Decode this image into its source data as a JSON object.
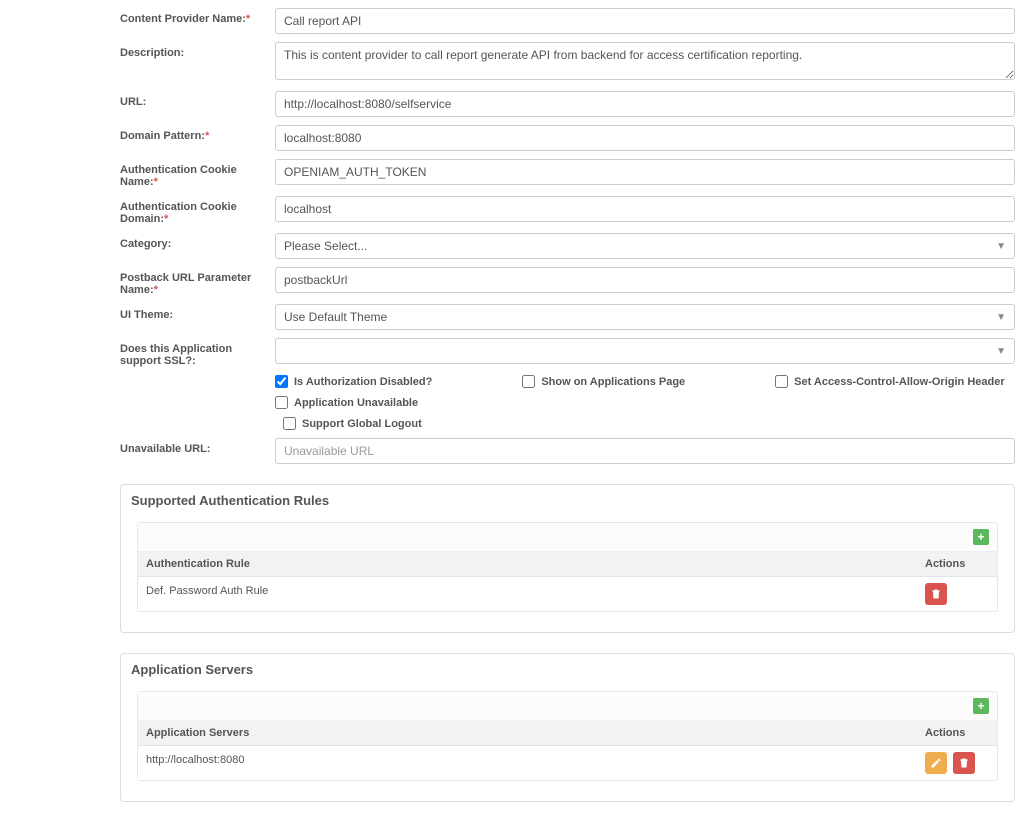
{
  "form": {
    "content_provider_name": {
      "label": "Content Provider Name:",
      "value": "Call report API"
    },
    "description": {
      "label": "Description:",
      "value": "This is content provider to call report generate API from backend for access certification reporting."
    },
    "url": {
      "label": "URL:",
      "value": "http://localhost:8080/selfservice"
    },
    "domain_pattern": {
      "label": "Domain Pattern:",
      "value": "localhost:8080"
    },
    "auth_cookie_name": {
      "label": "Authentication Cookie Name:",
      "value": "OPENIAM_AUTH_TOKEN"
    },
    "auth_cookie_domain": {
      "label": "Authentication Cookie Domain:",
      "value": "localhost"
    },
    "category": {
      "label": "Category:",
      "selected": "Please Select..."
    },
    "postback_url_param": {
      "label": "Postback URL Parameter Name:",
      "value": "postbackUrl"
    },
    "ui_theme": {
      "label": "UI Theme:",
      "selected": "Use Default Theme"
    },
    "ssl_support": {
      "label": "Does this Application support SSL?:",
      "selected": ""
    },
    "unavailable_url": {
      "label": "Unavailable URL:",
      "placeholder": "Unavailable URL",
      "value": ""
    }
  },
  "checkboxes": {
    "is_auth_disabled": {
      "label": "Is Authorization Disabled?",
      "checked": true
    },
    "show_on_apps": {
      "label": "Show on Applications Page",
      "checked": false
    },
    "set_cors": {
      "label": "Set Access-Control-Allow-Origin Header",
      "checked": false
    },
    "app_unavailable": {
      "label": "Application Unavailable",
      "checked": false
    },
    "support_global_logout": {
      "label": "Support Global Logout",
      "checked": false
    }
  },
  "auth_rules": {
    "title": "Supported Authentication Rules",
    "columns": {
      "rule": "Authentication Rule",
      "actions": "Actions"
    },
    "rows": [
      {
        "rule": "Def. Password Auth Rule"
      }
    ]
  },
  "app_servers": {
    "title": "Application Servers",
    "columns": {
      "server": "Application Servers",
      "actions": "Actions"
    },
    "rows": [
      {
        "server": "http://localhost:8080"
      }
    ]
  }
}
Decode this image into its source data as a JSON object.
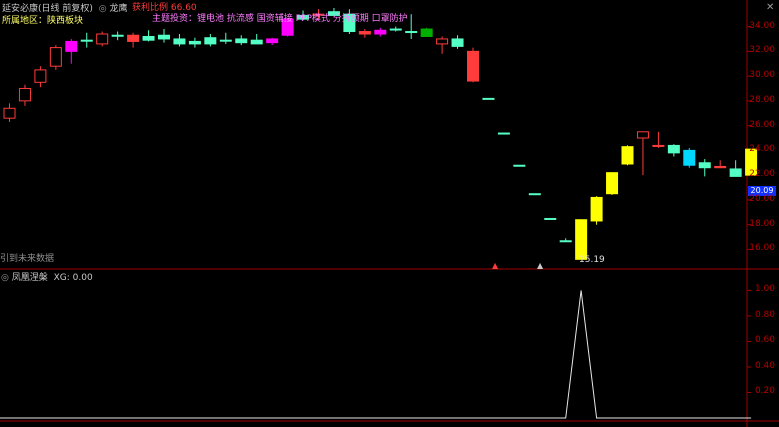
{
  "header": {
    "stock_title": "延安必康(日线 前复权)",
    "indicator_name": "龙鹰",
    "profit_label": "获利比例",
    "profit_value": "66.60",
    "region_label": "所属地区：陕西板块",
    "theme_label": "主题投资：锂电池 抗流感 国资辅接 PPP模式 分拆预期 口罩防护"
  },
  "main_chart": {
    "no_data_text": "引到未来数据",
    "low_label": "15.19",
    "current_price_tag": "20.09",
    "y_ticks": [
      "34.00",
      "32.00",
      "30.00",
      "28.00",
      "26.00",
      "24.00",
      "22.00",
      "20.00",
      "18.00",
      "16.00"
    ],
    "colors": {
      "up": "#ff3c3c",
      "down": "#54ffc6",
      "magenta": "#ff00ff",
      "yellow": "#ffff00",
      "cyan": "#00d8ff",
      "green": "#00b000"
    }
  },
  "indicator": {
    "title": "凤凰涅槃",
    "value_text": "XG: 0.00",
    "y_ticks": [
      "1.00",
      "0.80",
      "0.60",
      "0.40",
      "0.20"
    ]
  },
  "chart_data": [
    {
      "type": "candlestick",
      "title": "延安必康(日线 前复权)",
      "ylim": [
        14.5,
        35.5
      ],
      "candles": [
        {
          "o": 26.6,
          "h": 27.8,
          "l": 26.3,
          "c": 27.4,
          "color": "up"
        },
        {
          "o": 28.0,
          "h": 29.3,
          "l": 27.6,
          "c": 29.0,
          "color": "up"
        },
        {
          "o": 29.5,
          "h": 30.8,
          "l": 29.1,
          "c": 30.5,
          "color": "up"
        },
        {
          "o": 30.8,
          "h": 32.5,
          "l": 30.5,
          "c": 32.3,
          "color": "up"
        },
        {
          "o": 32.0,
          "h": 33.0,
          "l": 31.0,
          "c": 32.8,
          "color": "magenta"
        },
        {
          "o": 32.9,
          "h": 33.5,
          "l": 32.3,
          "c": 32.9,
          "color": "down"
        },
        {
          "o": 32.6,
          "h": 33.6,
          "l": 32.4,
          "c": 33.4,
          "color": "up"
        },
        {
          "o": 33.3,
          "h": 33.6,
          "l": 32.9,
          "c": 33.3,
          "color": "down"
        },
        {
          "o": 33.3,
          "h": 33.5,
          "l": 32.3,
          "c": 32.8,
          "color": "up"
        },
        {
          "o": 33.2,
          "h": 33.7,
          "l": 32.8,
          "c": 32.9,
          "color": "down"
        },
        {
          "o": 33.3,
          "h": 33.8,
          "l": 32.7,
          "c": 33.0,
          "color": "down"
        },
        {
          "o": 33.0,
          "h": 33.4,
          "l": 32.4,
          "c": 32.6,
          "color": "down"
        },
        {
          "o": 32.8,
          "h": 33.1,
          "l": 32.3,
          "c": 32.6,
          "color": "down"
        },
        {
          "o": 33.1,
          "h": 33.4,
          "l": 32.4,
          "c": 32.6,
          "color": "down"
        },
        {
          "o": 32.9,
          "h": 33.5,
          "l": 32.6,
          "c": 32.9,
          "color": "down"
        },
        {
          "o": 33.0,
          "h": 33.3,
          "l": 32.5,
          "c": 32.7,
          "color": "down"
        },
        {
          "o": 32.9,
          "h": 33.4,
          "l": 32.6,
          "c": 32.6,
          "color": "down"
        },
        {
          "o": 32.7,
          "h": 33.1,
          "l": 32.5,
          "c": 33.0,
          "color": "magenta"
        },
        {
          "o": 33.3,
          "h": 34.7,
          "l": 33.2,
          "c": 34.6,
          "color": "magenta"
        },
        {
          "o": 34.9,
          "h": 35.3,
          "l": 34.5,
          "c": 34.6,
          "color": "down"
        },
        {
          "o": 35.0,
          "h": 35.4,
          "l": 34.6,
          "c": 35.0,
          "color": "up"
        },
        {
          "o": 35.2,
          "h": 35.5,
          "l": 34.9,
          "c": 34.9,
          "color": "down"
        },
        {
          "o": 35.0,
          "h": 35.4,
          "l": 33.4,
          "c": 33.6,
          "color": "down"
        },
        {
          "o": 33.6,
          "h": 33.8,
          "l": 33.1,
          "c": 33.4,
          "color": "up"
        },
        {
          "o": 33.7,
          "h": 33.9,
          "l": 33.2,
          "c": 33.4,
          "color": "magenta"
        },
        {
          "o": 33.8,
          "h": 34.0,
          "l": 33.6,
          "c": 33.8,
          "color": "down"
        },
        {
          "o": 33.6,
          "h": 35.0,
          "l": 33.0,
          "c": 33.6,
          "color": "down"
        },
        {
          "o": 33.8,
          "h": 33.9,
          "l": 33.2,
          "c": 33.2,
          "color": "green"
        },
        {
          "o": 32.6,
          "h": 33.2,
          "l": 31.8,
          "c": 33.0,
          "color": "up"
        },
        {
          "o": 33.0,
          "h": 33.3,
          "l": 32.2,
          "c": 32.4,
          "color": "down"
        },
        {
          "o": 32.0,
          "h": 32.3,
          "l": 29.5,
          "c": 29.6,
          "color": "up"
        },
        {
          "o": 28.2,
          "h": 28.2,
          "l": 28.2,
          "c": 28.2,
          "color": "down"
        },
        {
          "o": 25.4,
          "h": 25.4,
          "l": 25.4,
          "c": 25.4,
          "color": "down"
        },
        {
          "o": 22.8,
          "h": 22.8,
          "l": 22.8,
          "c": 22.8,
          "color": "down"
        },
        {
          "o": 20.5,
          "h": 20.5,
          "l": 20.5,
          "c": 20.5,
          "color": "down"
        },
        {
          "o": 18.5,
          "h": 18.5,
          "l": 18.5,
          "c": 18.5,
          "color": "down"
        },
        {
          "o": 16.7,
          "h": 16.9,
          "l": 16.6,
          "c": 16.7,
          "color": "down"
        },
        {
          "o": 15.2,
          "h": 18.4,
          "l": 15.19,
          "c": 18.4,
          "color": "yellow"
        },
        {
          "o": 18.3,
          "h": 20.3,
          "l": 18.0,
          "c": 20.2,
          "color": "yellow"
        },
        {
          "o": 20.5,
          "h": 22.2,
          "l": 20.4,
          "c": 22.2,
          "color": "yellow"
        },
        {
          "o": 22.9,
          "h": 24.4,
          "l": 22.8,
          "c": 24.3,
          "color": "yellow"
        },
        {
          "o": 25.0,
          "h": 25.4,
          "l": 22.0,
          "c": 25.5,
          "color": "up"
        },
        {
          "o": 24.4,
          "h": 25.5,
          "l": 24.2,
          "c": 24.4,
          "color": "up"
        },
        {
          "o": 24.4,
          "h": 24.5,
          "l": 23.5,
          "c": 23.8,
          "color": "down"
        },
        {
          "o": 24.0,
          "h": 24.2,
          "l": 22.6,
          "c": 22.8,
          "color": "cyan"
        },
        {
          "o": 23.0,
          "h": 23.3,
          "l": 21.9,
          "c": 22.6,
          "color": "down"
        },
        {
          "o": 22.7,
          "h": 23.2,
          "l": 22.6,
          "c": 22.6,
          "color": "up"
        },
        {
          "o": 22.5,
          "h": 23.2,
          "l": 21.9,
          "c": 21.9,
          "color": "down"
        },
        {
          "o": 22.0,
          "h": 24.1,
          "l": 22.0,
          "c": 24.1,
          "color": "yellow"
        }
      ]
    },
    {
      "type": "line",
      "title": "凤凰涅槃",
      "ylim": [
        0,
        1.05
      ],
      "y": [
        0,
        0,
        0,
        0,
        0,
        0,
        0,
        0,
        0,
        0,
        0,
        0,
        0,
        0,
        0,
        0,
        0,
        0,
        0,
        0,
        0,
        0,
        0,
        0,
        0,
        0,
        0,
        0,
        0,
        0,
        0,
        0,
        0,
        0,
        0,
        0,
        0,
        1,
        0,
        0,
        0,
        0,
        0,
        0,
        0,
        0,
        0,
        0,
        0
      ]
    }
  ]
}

What is needed: Collect every line with the string "延安必康" from the records, and copy each.

Response to the task:
    "stock_title": "延安必康(日线 前复权)",
      "title": "延安必康(日线 前复权)",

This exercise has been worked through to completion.